[Data excerpts]

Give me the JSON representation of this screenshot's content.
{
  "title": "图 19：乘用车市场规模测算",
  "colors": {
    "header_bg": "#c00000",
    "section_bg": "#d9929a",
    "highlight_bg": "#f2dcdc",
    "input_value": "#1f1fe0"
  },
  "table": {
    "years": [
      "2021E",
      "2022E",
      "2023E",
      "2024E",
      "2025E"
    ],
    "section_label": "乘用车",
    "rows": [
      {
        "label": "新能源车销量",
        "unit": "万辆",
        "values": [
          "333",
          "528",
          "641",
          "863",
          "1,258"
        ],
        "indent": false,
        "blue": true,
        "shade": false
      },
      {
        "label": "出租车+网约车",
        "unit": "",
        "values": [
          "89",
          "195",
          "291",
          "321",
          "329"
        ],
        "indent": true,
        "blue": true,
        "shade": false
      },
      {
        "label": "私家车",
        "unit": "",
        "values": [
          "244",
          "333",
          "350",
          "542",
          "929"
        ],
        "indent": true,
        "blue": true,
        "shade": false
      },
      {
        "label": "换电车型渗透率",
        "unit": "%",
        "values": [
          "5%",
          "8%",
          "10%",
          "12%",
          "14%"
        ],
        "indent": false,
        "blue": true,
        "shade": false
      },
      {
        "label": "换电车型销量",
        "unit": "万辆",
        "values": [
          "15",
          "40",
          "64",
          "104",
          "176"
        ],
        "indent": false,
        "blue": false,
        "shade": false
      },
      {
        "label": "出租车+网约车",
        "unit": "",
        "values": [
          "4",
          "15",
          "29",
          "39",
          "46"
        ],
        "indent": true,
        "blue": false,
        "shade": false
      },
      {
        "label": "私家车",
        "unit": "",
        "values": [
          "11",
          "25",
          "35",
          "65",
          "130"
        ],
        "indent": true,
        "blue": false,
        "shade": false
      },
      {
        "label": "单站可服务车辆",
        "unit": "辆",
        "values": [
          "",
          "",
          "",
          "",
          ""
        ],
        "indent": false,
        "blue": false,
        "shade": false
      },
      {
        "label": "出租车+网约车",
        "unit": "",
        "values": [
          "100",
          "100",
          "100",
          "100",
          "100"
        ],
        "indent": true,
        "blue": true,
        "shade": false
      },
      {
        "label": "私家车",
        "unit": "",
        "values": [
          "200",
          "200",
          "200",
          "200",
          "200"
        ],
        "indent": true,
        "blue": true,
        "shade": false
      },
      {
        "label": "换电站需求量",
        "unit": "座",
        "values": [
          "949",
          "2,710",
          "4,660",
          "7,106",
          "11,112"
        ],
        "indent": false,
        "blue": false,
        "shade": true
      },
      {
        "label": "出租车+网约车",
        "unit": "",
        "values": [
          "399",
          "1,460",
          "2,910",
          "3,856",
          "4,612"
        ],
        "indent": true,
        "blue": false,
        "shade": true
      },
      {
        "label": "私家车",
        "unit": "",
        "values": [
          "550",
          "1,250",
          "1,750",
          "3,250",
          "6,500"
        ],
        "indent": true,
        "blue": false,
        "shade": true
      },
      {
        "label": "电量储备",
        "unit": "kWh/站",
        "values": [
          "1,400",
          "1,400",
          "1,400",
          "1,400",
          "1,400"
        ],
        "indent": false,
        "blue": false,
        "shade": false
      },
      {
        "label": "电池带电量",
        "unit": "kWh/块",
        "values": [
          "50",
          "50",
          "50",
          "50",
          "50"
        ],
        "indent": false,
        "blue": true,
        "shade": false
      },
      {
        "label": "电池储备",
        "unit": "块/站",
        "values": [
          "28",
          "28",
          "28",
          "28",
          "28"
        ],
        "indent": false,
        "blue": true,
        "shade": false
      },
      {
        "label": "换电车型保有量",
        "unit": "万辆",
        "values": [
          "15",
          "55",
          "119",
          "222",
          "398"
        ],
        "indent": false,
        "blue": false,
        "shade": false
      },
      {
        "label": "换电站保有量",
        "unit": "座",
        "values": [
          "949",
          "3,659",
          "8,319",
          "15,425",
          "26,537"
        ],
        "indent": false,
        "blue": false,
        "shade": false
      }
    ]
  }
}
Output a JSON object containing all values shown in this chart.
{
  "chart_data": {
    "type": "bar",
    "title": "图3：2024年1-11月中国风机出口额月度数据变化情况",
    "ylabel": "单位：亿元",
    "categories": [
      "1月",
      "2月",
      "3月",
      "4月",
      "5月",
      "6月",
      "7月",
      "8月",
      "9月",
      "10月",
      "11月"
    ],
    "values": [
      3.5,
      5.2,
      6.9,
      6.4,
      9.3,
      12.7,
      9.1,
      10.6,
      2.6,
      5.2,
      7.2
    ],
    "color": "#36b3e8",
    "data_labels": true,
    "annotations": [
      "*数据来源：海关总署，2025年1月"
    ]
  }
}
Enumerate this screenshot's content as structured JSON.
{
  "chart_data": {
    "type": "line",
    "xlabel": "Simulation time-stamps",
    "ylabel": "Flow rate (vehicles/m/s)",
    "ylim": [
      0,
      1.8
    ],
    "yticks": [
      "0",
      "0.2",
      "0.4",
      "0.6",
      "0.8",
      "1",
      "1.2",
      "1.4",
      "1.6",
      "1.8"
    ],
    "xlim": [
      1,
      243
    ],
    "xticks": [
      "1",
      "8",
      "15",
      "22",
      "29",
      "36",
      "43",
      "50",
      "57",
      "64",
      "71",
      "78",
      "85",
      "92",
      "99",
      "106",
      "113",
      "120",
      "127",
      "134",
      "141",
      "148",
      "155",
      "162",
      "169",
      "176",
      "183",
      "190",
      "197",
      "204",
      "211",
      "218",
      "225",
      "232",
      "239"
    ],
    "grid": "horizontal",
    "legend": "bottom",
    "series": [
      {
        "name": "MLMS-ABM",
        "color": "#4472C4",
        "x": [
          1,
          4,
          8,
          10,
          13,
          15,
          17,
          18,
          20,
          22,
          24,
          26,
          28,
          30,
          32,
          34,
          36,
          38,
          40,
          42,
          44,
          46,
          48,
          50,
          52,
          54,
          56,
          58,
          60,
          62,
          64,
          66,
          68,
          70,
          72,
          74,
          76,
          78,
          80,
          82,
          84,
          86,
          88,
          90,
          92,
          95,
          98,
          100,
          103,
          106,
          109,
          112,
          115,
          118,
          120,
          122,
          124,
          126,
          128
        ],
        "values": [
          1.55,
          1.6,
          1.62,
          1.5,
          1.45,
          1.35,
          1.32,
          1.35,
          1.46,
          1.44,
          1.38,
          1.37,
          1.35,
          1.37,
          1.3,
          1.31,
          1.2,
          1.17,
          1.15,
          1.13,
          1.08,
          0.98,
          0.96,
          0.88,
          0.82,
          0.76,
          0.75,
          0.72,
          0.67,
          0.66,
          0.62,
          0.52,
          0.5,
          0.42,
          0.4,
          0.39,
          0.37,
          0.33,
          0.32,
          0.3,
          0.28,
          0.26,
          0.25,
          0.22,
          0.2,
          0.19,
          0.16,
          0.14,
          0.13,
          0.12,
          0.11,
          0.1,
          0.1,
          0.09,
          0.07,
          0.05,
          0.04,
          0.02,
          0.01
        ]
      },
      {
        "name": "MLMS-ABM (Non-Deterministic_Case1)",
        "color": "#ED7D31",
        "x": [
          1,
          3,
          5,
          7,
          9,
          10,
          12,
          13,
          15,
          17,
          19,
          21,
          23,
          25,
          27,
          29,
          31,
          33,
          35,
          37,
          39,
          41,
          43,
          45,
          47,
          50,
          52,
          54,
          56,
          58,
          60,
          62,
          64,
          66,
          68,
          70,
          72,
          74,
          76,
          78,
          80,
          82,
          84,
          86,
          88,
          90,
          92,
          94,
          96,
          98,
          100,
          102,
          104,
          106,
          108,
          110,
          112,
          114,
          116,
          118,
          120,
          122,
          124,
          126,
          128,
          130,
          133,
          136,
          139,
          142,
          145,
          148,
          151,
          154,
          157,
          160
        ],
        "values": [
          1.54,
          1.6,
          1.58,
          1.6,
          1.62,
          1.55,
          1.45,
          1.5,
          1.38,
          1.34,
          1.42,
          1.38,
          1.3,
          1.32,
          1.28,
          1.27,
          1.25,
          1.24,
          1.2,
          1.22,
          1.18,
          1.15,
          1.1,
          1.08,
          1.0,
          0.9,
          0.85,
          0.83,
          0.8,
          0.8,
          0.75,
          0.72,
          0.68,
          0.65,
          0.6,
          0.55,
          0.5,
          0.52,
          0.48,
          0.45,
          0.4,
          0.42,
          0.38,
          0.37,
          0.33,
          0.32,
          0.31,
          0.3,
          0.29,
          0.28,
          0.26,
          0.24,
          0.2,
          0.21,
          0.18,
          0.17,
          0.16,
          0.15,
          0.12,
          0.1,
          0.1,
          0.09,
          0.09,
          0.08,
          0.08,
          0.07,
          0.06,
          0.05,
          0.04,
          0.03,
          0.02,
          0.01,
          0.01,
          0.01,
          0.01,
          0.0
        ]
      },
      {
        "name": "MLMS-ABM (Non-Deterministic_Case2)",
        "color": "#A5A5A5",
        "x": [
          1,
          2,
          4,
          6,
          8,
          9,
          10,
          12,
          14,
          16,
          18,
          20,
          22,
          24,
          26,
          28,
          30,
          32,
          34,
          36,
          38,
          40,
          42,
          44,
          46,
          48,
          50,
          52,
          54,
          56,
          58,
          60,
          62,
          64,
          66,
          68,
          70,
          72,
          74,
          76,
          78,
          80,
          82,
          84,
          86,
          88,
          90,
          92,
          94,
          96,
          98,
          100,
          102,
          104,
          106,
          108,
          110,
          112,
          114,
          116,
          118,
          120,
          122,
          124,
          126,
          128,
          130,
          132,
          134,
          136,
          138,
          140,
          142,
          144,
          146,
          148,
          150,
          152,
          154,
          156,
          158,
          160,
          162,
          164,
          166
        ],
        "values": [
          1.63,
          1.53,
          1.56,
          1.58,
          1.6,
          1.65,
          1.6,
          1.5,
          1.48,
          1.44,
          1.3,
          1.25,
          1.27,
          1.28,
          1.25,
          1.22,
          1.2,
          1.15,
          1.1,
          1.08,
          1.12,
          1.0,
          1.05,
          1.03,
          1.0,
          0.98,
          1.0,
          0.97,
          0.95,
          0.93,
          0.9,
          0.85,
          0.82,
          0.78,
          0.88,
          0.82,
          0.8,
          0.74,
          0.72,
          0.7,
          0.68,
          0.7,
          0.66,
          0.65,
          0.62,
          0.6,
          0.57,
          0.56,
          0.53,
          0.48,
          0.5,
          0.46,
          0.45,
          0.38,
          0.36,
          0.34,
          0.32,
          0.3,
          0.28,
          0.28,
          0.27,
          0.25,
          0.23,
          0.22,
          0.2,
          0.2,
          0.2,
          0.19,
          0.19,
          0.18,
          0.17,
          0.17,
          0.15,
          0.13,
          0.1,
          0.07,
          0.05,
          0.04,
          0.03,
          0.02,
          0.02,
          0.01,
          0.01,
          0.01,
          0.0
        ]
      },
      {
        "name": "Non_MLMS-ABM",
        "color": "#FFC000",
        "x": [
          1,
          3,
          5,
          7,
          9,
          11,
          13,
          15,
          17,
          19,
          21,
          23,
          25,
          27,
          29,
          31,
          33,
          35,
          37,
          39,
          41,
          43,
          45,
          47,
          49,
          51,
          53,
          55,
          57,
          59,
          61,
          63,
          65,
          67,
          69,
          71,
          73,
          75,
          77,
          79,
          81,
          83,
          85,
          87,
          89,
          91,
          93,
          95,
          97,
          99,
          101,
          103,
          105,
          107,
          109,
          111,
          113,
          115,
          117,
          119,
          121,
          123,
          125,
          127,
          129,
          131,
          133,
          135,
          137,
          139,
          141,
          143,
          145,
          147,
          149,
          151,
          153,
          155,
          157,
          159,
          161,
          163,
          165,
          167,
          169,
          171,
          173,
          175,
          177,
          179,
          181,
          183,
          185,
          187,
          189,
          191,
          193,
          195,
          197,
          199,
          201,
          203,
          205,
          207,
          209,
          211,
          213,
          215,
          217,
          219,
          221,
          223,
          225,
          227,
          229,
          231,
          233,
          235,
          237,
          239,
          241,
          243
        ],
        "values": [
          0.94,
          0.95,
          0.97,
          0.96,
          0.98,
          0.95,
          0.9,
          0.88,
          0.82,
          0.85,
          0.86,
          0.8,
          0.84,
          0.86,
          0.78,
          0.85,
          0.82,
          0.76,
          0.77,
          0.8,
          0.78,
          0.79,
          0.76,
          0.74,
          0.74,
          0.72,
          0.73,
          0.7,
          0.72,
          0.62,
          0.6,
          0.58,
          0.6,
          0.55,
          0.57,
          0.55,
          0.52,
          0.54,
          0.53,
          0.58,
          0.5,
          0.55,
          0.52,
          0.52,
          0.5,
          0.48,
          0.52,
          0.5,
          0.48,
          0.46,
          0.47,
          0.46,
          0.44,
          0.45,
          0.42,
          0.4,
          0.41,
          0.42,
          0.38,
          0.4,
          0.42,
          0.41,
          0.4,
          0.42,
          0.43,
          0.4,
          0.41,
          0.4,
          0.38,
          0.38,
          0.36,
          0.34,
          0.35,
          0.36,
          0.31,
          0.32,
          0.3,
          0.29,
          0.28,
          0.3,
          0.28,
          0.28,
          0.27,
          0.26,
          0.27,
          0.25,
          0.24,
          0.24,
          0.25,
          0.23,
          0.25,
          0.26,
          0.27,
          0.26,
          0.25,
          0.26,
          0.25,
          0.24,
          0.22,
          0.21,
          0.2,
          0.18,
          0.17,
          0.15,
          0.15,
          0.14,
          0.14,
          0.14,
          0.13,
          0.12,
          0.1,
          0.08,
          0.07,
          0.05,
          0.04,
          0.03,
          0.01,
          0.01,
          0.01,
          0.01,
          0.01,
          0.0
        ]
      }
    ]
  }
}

[The problem] Write out every line of the entries that holds the word "this".

[Exercise response]
Give me the JSON representation of this screenshot's content.
Output a JSON object containing all values shown in this chart.
Enumerate this screenshot's content as structured JSON.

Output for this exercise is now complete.